── INFORMATION SHOWN
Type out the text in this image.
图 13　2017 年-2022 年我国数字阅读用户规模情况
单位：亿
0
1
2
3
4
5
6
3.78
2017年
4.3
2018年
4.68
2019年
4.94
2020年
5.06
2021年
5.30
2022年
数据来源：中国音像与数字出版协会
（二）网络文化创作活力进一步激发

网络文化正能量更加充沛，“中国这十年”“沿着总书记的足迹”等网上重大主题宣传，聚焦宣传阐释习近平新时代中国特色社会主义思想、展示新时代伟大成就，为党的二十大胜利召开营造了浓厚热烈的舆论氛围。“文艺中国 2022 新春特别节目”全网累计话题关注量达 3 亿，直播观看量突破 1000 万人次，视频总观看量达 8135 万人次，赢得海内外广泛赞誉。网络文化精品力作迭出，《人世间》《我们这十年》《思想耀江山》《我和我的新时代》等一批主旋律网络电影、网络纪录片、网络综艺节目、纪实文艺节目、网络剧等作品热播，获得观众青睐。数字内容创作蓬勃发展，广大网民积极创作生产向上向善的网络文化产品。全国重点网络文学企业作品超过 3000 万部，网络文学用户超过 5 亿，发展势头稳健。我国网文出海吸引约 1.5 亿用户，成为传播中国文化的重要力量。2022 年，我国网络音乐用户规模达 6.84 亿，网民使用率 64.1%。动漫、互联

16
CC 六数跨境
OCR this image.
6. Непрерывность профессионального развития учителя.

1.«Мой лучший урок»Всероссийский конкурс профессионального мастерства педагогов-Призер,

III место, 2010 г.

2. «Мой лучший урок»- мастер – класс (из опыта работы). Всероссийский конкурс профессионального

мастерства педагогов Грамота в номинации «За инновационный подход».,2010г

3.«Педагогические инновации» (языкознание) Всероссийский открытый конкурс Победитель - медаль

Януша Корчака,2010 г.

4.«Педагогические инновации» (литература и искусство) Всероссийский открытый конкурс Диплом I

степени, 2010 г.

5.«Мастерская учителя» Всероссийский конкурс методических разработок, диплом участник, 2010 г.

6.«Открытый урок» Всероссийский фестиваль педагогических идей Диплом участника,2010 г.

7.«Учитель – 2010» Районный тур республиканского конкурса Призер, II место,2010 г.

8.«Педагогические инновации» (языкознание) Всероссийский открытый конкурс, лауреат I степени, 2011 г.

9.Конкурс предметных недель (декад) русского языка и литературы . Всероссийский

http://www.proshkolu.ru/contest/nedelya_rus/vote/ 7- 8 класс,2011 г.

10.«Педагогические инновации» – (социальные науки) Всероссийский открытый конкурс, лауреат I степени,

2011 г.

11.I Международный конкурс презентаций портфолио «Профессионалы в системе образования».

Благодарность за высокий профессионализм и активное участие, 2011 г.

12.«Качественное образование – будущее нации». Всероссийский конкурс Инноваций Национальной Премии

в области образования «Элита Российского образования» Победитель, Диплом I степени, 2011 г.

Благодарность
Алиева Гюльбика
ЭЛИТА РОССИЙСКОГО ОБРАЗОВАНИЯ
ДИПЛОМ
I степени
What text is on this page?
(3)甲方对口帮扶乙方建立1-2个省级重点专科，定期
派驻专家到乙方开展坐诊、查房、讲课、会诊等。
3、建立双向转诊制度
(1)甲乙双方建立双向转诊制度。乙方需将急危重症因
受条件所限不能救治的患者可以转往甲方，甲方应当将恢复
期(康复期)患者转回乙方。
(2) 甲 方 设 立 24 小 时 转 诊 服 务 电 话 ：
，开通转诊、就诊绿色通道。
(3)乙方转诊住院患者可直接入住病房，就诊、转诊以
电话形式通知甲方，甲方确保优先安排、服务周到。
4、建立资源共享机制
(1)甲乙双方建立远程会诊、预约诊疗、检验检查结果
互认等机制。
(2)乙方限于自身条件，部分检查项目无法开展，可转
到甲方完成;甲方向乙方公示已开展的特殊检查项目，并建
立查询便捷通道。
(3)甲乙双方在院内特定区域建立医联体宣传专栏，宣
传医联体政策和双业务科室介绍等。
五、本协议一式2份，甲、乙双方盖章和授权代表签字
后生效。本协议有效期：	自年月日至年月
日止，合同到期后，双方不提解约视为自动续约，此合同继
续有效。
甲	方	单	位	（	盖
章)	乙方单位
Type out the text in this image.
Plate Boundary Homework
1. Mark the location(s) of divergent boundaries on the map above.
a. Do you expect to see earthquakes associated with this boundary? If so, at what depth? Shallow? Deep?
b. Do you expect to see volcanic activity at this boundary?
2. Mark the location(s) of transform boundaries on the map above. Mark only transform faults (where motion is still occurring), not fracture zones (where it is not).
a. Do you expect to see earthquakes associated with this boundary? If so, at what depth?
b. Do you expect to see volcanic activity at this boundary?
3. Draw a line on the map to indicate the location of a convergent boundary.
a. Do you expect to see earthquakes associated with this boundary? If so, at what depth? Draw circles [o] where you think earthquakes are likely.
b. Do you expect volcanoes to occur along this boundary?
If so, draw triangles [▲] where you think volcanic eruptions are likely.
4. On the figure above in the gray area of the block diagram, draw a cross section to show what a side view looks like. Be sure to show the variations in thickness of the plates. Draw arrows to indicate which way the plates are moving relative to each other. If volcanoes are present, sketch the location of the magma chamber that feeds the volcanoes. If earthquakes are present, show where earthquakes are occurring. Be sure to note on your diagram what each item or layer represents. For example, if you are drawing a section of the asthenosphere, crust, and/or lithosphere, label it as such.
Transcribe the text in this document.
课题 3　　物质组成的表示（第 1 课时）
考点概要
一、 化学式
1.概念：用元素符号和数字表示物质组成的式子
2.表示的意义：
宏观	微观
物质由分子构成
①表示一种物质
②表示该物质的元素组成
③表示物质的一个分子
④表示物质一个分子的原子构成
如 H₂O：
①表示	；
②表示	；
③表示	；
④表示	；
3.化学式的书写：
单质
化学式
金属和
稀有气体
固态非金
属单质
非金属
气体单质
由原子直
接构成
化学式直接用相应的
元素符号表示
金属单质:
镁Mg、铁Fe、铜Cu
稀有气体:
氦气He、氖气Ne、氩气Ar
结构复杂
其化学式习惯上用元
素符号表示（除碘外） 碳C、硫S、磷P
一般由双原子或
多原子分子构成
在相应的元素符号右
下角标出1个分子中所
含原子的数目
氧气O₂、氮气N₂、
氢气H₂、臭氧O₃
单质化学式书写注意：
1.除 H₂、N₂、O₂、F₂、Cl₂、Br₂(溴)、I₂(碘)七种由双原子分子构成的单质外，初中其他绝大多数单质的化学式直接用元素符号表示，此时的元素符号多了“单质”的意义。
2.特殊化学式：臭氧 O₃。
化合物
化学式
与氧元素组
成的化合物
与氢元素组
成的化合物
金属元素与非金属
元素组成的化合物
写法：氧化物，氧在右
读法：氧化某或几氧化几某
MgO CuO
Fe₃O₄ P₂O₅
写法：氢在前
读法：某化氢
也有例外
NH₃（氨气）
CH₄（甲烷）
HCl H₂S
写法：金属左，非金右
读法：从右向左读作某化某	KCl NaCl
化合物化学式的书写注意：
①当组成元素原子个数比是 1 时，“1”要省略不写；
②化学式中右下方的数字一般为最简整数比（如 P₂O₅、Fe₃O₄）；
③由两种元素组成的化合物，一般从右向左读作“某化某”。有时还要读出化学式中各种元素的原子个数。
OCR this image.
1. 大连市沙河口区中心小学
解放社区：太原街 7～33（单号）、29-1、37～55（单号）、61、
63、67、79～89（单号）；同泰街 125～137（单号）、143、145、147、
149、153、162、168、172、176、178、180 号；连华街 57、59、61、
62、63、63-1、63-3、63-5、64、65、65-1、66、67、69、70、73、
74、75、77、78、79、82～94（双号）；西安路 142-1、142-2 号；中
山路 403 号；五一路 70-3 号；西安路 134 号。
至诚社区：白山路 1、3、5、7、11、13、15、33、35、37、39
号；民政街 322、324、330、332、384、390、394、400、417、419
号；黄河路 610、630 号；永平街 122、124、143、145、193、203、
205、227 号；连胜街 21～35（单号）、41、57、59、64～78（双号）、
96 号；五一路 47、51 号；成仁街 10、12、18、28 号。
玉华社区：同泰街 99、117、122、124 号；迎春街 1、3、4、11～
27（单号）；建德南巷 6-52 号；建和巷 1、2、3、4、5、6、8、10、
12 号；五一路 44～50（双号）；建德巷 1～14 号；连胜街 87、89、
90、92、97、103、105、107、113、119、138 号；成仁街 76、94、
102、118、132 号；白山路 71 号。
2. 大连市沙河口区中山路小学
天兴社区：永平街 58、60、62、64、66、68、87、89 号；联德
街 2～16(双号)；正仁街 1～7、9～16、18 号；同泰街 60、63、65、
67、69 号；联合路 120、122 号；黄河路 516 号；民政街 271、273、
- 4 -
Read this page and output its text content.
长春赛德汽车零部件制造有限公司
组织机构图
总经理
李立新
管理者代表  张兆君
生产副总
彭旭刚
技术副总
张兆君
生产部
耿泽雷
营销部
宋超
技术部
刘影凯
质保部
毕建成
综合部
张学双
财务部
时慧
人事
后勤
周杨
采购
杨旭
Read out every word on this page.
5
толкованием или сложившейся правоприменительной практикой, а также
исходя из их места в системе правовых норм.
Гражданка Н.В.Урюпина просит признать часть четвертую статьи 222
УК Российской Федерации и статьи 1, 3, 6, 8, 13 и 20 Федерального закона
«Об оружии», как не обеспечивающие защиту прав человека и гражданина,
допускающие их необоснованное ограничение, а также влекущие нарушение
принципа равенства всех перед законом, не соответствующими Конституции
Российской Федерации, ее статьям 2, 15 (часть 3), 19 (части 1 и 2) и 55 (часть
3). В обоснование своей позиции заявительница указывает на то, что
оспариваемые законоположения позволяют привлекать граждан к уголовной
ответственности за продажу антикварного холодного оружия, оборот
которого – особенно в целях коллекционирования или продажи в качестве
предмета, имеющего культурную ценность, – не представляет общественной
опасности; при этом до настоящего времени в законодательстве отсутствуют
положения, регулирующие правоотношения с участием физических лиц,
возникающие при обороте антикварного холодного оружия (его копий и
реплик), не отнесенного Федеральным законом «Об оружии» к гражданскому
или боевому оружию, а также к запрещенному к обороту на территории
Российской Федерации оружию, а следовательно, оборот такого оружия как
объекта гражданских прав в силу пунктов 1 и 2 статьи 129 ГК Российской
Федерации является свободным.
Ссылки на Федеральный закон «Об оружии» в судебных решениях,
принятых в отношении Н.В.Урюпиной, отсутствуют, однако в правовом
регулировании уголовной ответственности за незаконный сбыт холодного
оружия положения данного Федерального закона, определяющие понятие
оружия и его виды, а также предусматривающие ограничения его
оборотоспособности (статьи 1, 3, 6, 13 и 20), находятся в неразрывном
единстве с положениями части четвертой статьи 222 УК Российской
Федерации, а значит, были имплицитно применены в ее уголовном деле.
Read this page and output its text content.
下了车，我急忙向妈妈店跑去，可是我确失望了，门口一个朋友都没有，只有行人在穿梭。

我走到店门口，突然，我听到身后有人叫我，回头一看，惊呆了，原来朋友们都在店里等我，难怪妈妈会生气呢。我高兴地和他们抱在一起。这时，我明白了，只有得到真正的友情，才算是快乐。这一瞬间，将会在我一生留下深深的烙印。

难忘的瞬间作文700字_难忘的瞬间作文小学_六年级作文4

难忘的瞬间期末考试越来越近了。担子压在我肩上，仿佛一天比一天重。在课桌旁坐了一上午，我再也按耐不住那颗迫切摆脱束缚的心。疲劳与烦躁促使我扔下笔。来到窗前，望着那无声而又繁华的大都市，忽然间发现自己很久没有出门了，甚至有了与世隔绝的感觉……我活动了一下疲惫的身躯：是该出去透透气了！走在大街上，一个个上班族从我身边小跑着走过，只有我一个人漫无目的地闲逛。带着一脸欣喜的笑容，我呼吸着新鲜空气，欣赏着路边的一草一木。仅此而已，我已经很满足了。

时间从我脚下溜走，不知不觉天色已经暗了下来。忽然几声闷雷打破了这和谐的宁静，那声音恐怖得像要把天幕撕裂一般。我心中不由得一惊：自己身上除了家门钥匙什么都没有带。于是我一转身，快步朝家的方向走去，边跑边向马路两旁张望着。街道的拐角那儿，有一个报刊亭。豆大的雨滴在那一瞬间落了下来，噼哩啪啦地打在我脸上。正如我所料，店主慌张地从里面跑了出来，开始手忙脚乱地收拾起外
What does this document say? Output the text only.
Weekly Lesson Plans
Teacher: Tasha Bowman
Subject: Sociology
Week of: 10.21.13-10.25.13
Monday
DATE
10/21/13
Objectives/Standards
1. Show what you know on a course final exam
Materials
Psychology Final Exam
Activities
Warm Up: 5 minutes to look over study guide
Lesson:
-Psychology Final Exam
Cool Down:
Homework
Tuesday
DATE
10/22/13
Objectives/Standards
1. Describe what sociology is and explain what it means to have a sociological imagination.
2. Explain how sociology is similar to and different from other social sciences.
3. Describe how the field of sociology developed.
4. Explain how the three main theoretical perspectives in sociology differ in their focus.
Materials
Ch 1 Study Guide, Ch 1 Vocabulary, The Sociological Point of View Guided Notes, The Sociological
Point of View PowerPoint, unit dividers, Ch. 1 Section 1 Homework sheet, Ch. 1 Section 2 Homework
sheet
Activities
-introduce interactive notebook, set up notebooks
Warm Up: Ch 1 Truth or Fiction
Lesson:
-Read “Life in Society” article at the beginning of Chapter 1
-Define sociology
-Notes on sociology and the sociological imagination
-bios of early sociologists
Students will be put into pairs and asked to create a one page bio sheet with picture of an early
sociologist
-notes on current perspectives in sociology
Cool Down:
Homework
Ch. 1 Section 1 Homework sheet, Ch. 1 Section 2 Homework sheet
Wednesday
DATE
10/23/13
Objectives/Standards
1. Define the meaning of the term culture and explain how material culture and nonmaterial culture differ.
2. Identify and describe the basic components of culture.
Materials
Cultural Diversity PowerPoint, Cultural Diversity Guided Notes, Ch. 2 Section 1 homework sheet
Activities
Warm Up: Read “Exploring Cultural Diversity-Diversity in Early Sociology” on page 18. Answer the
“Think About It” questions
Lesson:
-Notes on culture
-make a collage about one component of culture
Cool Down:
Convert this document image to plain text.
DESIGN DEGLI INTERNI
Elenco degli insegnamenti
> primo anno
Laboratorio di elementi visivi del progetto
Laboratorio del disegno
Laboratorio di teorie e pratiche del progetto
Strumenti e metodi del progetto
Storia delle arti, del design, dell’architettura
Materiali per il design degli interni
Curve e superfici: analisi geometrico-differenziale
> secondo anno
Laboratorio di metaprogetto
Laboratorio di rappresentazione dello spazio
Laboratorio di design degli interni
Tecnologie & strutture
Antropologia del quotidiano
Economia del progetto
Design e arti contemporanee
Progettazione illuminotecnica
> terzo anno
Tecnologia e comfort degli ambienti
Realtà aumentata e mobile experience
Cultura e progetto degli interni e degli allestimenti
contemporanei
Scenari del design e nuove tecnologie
────
WHAT IS ASKED:
Look through the entries above and report the number of lines that contain "associated". Write only the number.

TASK OUTPUT:
3